What to produce: Which lines in the material below contain the word "cortar"? Copy each of them.

Saved entries
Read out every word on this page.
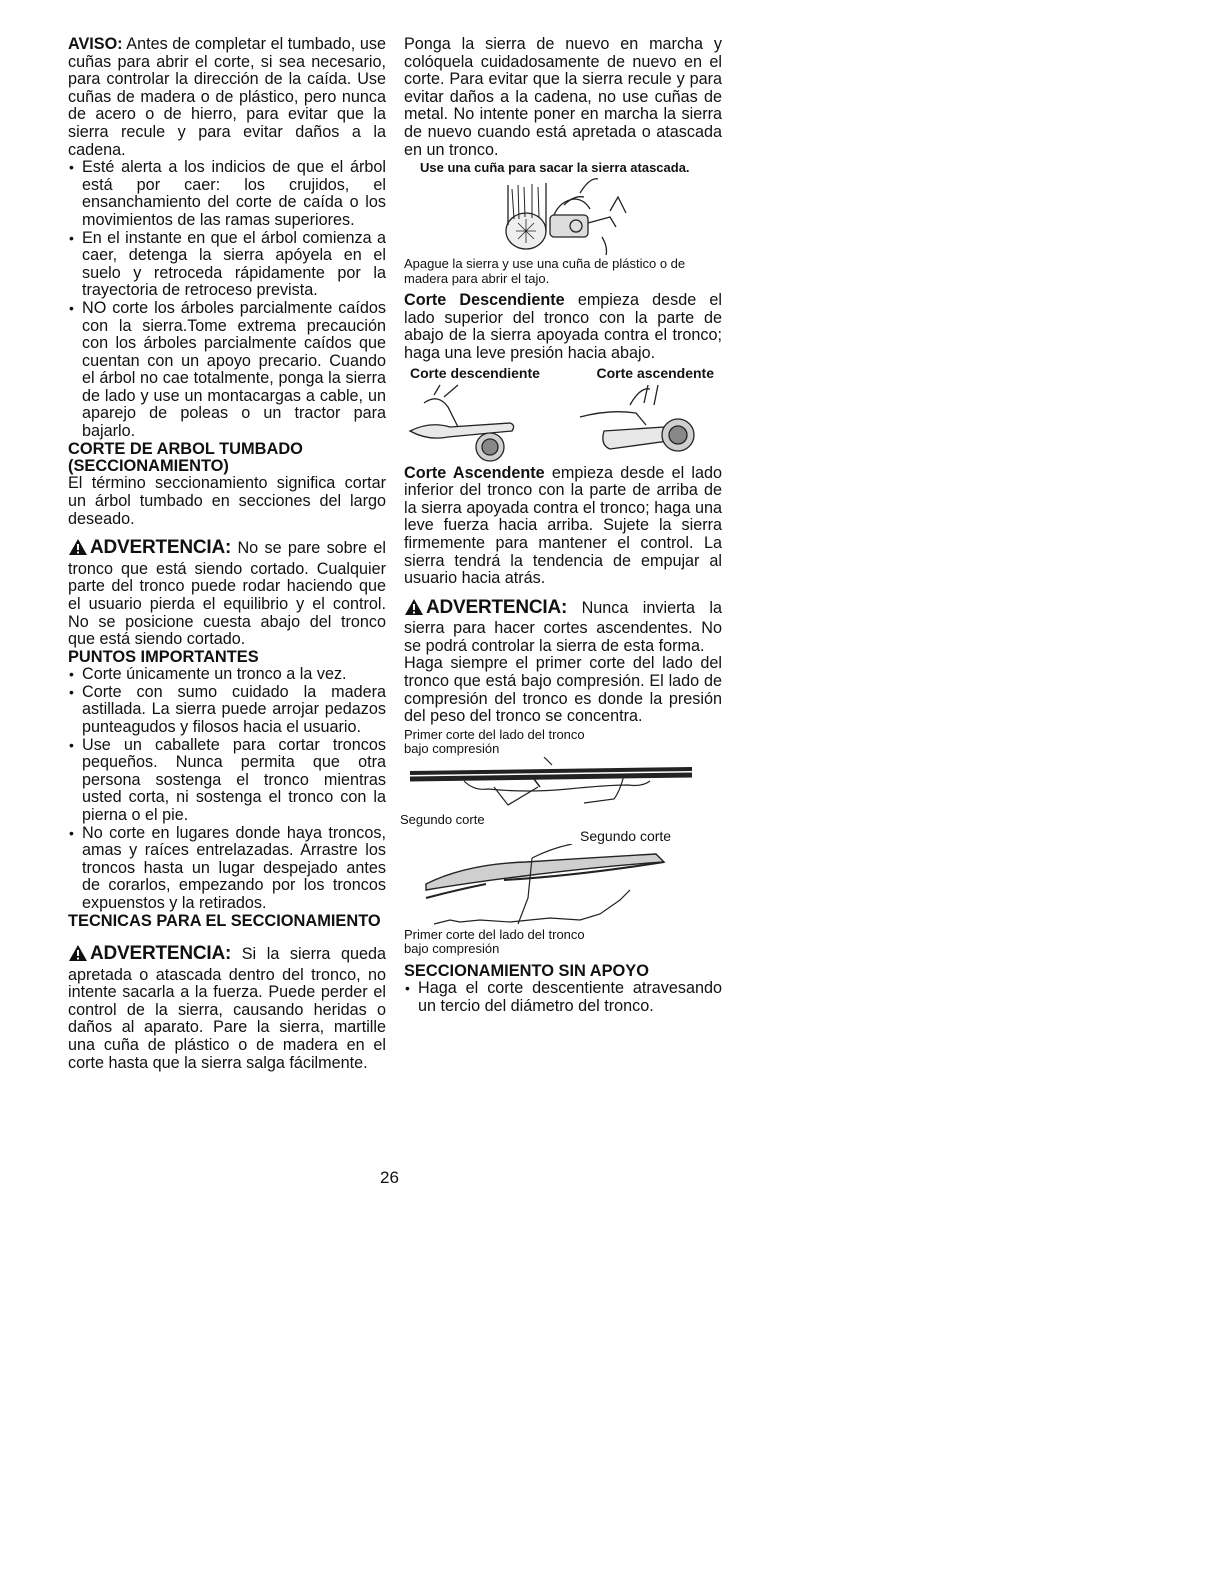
AVISO: Antes de completar el tumbado, use cuñas para abrir el corte, si sea necesario, para controlar la dirección de la caída. Use cuñas de madera o de plástico, pero nunca de acero o de hierro, para evitar que la sierra recule y para evitar daños a la cadena.

• Esté alerta a los indicios de que el árbol está por caer: los crujidos, el ensanchamiento del corte de caída o los movimientos de las ramas superiores.
• En el instante en que el árbol comienza a caer, detenga la sierra apóyela en el suelo y retroceda rápidamente por la trayectoria de retroceso prevista.
• NO corte los árboles parcialmente caídos con la sierra.Tome extrema precaución con los árboles parcialmente caídos que cuentan con un apoyo precario. Cuando el árbol no cae totalmente, ponga la sierra de lado y use un montacargas a cable, un aparejo de poleas o un tractor para bajarlo.
CORTE DE ARBOL TUMBADO (SECCIONAMIENTO)

El término seccionamiento significa cortar un árbol tumbado en secciones del largo deseado.

ADVERTENCIA: No se pare sobre el tronco que está siendo cortado. Cualquier parte del tronco puede rodar haciendo que el usuario pierda el equilibrio y el control. No se posicione cuesta abajo del tronco que está siendo cortado.

PUNTOS IMPORTANTES
• Corte únicamente un tronco a la vez.
• Corte con sumo cuidado la madera astillada. La sierra puede arrojar pedazos punteagudos y filosos hacia el usuario.
• Use un caballete para cortar troncos pequeños. Nunca permita que otra persona sostenga el tronco mientras usted corta, ni sostenga el tronco con la pierna o el pie.
• No corte en lugares donde haya troncos, amas y raíces entrelazadas. Arrastre los troncos hasta un lugar despejado antes de corarlos, empezando por los troncos expuenstos y la retirados.
TECNICAS PARA EL SECCIONAMIENTO

ADVERTENCIA: Si la sierra queda apretada o atascada dentro del tronco, no intente sacarla a la fuerza. Puede perder el control de la sierra, causando heridas o daños al aparato. Pare la sierra, martille una cuña de plástico o de madera en el corte hasta que la sierra salga fácilmente.

Ponga la sierra de nuevo en marcha y colóquela cuidadosamente de nuevo en el corte. Para evitar que la sierra recule y para evitar daños a la cadena, no use cuñas de metal. No intente poner en marcha la sierra de nuevo cuando está apretada o atascada en un tronco.

Use una cuña para sacar la sierra atascada.
Apague la sierra y use una cuña de plástico o de madera para abrir el tajo.

Corte Descendiente empieza desde el lado superior del tronco con la parte de abajo de la sierra apoyada contra el tronco; haga una leve presión hacia abajo.

Corte descendiente	Corte ascendente

Corte Ascendente empieza desde el lado inferior del tronco con la parte de arriba de la sierra apoyada contra el tronco; haga una leve fuerza hacia arriba. Sujete la sierra firmemente para mantener el control. La sierra tendrá la tendencia de empujar al usuario hacia atrás.

ADVERTENCIA: Nunca invierta la sierra para hacer cortes ascendentes. No se podrá controlar la sierra de esta forma.

Haga siempre el primer corte del lado del tronco que está bajo compresión. El lado de compresión del tronco es donde la presión del peso del tronco se concentra.

Primer corte del lado del tronco
bajo compresión
Segundo corte
Segundo corte
Primer corte del lado del tronco
bajo compresión
SECCIONAMIENTO SIN APOYO
• Haga el corte descentiente atravesando un tercio del diámetro del tronco.
26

Task solution:
El término seccionamiento significa cortar un árbol tumbado en secciones del largo deseado.
• Use un caballete para cortar troncos pequeños. Nunca permita que otra persona sostenga el tronco mientras usted corta, ni sostenga el tronco con la pierna o el pie.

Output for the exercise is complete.